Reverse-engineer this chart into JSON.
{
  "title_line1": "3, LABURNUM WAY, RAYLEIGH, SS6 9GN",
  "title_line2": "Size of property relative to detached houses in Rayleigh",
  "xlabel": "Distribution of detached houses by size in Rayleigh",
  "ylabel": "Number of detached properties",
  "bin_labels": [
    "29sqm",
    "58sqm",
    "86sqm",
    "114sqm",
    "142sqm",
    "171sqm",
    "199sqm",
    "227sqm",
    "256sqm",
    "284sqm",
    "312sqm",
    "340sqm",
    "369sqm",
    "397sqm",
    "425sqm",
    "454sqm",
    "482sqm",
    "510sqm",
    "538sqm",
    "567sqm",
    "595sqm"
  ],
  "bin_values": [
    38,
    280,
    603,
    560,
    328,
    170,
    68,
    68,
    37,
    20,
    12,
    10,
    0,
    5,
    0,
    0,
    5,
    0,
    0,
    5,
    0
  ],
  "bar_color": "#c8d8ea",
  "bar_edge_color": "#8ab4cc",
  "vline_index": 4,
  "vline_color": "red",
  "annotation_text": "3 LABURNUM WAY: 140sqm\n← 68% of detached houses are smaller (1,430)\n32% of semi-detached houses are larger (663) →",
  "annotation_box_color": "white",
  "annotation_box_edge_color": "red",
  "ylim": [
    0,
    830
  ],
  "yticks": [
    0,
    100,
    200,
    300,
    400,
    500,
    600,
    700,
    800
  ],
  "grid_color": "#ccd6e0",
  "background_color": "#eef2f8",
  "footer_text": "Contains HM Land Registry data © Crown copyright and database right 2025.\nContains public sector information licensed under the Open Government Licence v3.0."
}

════════════════════

-- Problem to solve --
The records above should all be quoted exactly, please.

-- Result for this task --
Reverse-engineer this chart into JSON.
{
  "title_line1": "3, LABURNUM WAY, RAYLEIGH, SS6 9GN",
  "title_line2": "Size of property relative to detached houses in Rayleigh",
  "xlabel": "Distribution of detached houses by size in Rayleigh",
  "ylabel": "Number of detached properties",
  "bin_labels": [
    "29sqm",
    "58sqm",
    "86sqm",
    "114sqm",
    "142sqm",
    "171sqm",
    "199sqm",
    "227sqm",
    "256sqm",
    "284sqm",
    "312sqm",
    "340sqm",
    "369sqm",
    "397sqm",
    "425sqm",
    "454sqm",
    "482sqm",
    "510sqm",
    "538sqm",
    "567sqm",
    "595sqm"
  ],
  "bin_values": [
    38,
    280,
    603,
    560,
    328,
    170,
    68,
    68,
    37,
    20,
    12,
    10,
    0,
    5,
    0,
    0,
    5,
    0,
    0,
    5,
    0
  ],
  "bar_color": "#c8d8ea",
  "bar_edge_color": "#8ab4cc",
  "vline_index": 4,
  "vline_color": "red",
  "annotation_text": "3 LABURNUM WAY: 140sqm\n← 68% of detached houses are smaller (1,430)\n32% of semi-detached houses are larger (663) →",
  "annotation_box_color": "white",
  "annotation_box_edge_color": "red",
  "ylim": [
    0,
    830
  ],
  "yticks": [
    0,
    100,
    200,
    300,
    400,
    500,
    600,
    700,
    800
  ],
  "grid_color": "#ccd6e0",
  "background_color": "#eef2f8",
  "footer_text": "Contains HM Land Registry data © Crown copyright and database right 2025.\nContains public sector information licensed under the Open Government Licence v3.0."
}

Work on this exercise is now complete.